Figure contents as structured data

"""

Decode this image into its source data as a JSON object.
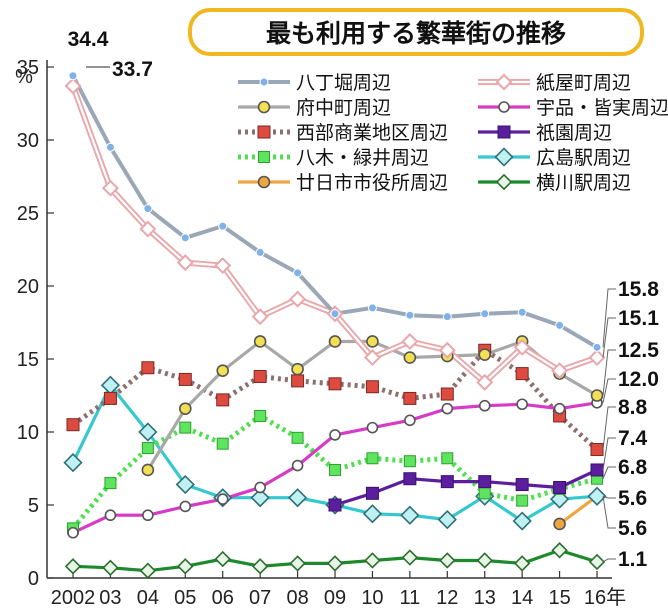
{
  "chart_data": {
    "type": "line",
    "title": "最も利用する繁華街の推移",
    "ylabel": "%",
    "xlabel": "",
    "ylim": [
      0,
      35
    ],
    "yticks": [
      "0",
      "5",
      "10",
      "15",
      "20",
      "25",
      "30",
      "35"
    ],
    "categories": [
      "2002",
      "03",
      "04",
      "05",
      "06",
      "07",
      "08",
      "09",
      "10",
      "11",
      "12",
      "13",
      "14",
      "15",
      "16年"
    ],
    "grid": false,
    "legend_position": "top-right",
    "series": [
      {
        "name": "八丁堀周辺",
        "color": "#9aa7b6",
        "marker": "dot",
        "lineStyle": "solid",
        "values": [
          34.4,
          29.5,
          25.3,
          23.3,
          24.1,
          22.3,
          20.9,
          18.1,
          18.5,
          18.0,
          17.9,
          18.1,
          18.2,
          17.3,
          15.8
        ]
      },
      {
        "name": "紙屋町周辺",
        "color": "#e8a7ab",
        "marker": "diamond",
        "lineStyle": "double",
        "values": [
          33.7,
          26.7,
          23.9,
          21.6,
          21.4,
          17.9,
          19.1,
          18.1,
          15.1,
          16.2,
          15.6,
          13.4,
          15.8,
          14.2,
          15.1
        ]
      },
      {
        "name": "府中町周辺",
        "color": "#a8a8a8",
        "marker": "circle-yellow",
        "lineStyle": "solid",
        "values": [
          null,
          null,
          7.4,
          11.6,
          14.2,
          16.2,
          14.3,
          16.2,
          16.2,
          15.1,
          15.2,
          15.3,
          16.2,
          14.0,
          12.5
        ]
      },
      {
        "name": "宇品・皆実周辺",
        "color": "#d63ac7",
        "marker": "circle-white",
        "lineStyle": "solid",
        "values": [
          3.1,
          4.3,
          4.3,
          4.9,
          5.4,
          6.2,
          7.7,
          9.8,
          10.3,
          10.8,
          11.6,
          11.8,
          11.9,
          11.6,
          12.0
        ]
      },
      {
        "name": "西部商業地区周辺",
        "color": "#8c6f6f",
        "marker": "square-red",
        "lineStyle": "dotted",
        "values": [
          10.5,
          12.3,
          14.4,
          13.6,
          12.2,
          13.8,
          13.5,
          13.3,
          13.1,
          12.3,
          12.6,
          15.6,
          14.0,
          11.1,
          8.8
        ]
      },
      {
        "name": "祇園周辺",
        "color": "#5b1f9e",
        "marker": "square-purple",
        "lineStyle": "solid",
        "values": [
          null,
          null,
          null,
          null,
          null,
          null,
          null,
          5.0,
          5.8,
          6.8,
          6.6,
          6.6,
          6.4,
          6.2,
          7.4
        ]
      },
      {
        "name": "八木・緑井周辺",
        "color": "#4ee04e",
        "marker": "square-green",
        "lineStyle": "dotted",
        "values": [
          3.4,
          6.5,
          8.9,
          10.3,
          9.2,
          11.1,
          9.6,
          7.4,
          8.2,
          8.0,
          8.2,
          5.8,
          5.3,
          6.1,
          6.8
        ]
      },
      {
        "name": "広島駅周辺",
        "color": "#35c8cf",
        "marker": "diamond-cyan",
        "lineStyle": "solid",
        "values": [
          7.9,
          13.2,
          10.0,
          6.4,
          5.5,
          5.5,
          5.5,
          5.0,
          4.4,
          4.3,
          4.0,
          5.6,
          3.9,
          5.4,
          5.6
        ]
      },
      {
        "name": "廿日市市役所周辺",
        "color": "#f0a640",
        "marker": "circle-orange",
        "lineStyle": "solid",
        "values": [
          null,
          null,
          null,
          null,
          null,
          null,
          null,
          null,
          null,
          null,
          null,
          null,
          null,
          3.7,
          5.6
        ]
      },
      {
        "name": "横川駅周辺",
        "color": "#1e8a2e",
        "marker": "diamond-green",
        "lineStyle": "solid",
        "values": [
          0.8,
          0.7,
          0.5,
          0.8,
          1.3,
          0.8,
          1.0,
          1.0,
          1.2,
          1.4,
          1.2,
          1.2,
          1.0,
          1.9,
          1.1
        ]
      }
    ],
    "annotations": [
      {
        "text": "34.4",
        "series": 0,
        "index": 0
      },
      {
        "text": "33.7",
        "series": 1,
        "index": 0
      }
    ],
    "end_labels": [
      "15.8",
      "15.1",
      "12.5",
      "12.0",
      "8.8",
      "7.4",
      "6.8",
      "5.6",
      "5.6",
      "1.1"
    ]
  }
}
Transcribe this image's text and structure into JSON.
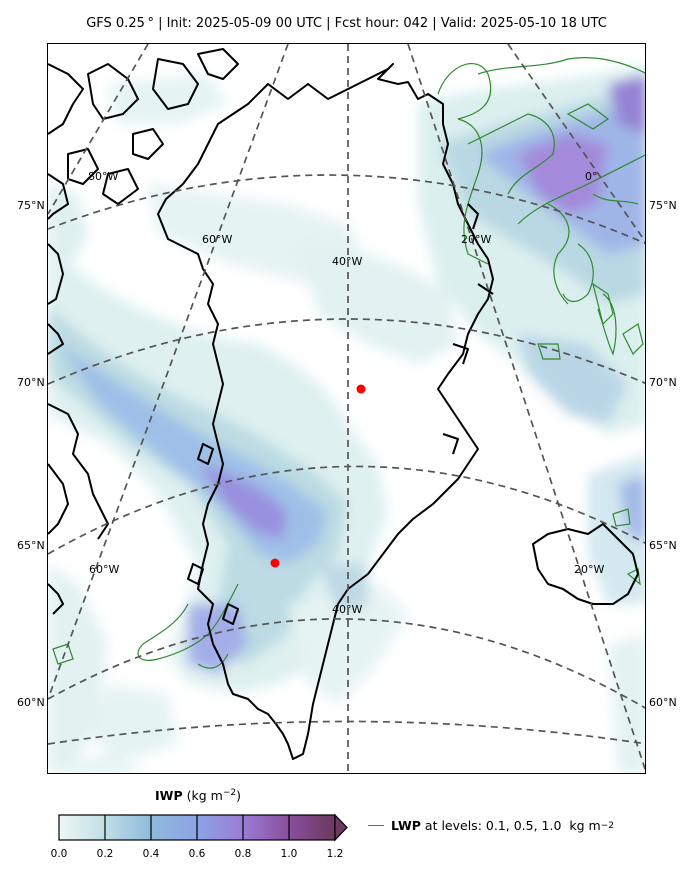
{
  "header": {
    "title": "GFS 0.25$^\\circ$  |  Init: 2025-05-09 00 UTC  |  Fcst hour: 042  |  Valid: 2025-05-10 18 UTC",
    "title_display": "GFS 0.25 °  |  Init: 2025-05-09 00 UTC  |  Fcst hour: 042  |  Valid: 2025-05-10 18 UTC"
  },
  "map": {
    "lat_labels": [
      "75°N",
      "70°N",
      "65°N",
      "60°N"
    ],
    "lon_labels": {
      "top_80w": "80°W",
      "top_60w": "60°W",
      "top_40w": "40°W",
      "top_20w": "20°W",
      "top_0": "0°",
      "bottom_60w": "60°W",
      "bottom_40w": "40°W",
      "bottom_20w": "20°W"
    },
    "markers": [
      {
        "name": "red-dot-north",
        "color": "#ff0000"
      },
      {
        "name": "red-dot-south",
        "color": "#ff0000"
      }
    ],
    "colors": {
      "coast": "#000000",
      "graticule": "#555555",
      "lwp_contour": "#2e8b2e",
      "marker": "#ff0000"
    }
  },
  "colorbar": {
    "title_bold": "IWP",
    "title_rest": " (kg m",
    "title_sup": "−2",
    "title_end": ")",
    "ticks": [
      "0.0",
      "0.2",
      "0.4",
      "0.6",
      "0.8",
      "1.0",
      "1.2"
    ],
    "colors": [
      "#e2f1f1",
      "#a8d0dc",
      "#8fb1e6",
      "#9a7ed8",
      "#8a4f9e",
      "#6b3a5e"
    ]
  },
  "legend": {
    "bold": "LWP",
    "text": " at levels: 0.1, 0.5, 1.0  kg m",
    "sup": "−2"
  }
}
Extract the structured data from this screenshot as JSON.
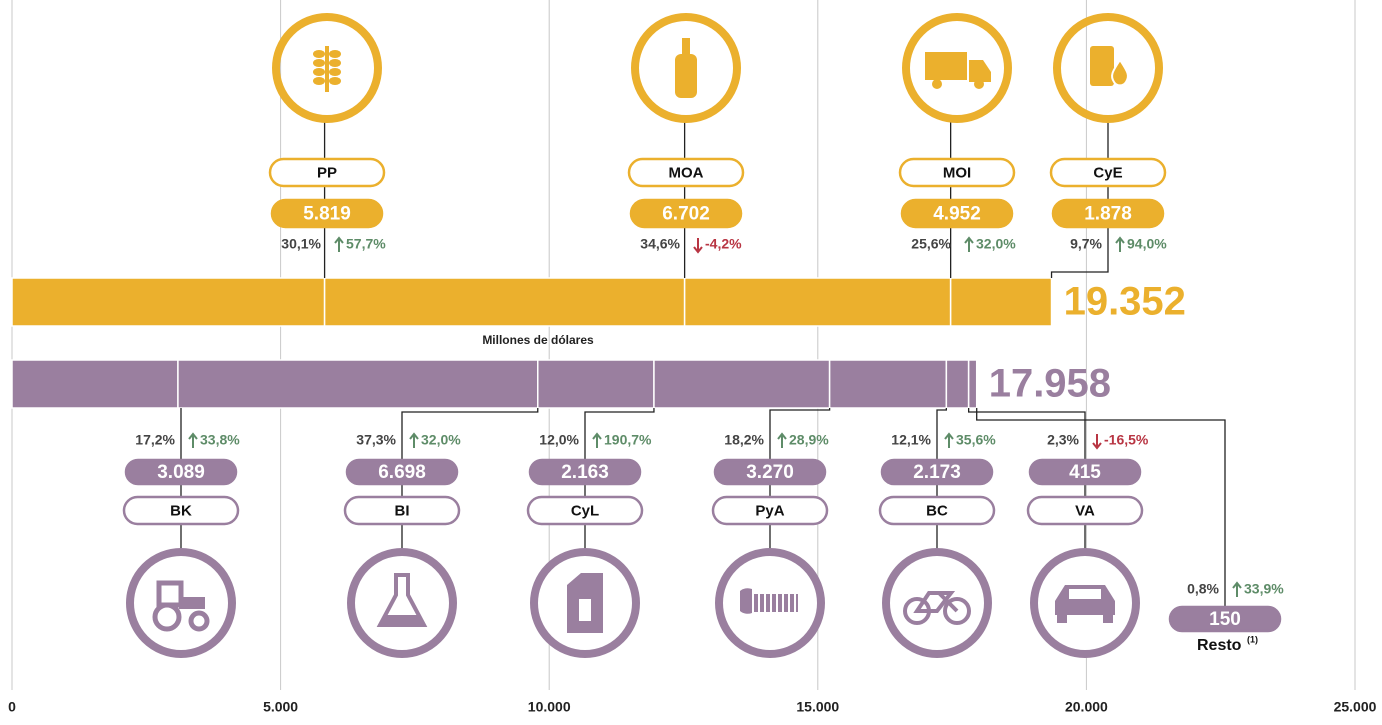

"""

WHAT IS ASKED:
Where a line of the entries contains the word "circle", copy that line.

TASK RESULT:
        "marker": "circle-yellow",
        "marker": "circle-white",
        "marker": "circle-orange",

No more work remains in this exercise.